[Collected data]

******

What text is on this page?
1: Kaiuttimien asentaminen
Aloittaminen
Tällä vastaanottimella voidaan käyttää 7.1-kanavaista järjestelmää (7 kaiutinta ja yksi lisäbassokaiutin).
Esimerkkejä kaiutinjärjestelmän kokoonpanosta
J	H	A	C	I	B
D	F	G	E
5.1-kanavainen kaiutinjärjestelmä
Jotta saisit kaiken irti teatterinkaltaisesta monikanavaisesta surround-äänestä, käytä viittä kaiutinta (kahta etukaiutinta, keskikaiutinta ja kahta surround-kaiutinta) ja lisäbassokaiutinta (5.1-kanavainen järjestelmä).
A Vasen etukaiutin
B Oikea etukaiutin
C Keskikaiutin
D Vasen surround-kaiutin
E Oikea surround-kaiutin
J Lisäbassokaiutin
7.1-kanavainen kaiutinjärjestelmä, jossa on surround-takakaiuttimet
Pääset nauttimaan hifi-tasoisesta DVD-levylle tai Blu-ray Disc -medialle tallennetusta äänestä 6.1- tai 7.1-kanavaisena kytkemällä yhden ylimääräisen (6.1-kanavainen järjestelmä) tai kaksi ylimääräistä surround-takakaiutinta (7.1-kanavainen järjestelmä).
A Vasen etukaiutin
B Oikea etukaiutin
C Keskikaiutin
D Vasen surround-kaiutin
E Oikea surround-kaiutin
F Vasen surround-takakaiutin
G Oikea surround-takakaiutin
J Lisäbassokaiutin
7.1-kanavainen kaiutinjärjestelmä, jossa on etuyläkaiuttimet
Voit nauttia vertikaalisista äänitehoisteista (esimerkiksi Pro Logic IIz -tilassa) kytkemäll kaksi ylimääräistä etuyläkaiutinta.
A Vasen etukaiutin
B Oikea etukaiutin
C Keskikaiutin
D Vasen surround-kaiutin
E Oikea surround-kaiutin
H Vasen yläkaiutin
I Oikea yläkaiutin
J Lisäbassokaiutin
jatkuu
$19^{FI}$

******

### [Job]
Using the entries above, return each line in which the word "jossa" occurs.

### [Written response]
7.1-kanavainen kaiutinjärjestelmä, jossa on surround-takakaiuttimet
7.1-kanavainen kaiutinjärjestelmä, jossa on etuyläkaiuttimet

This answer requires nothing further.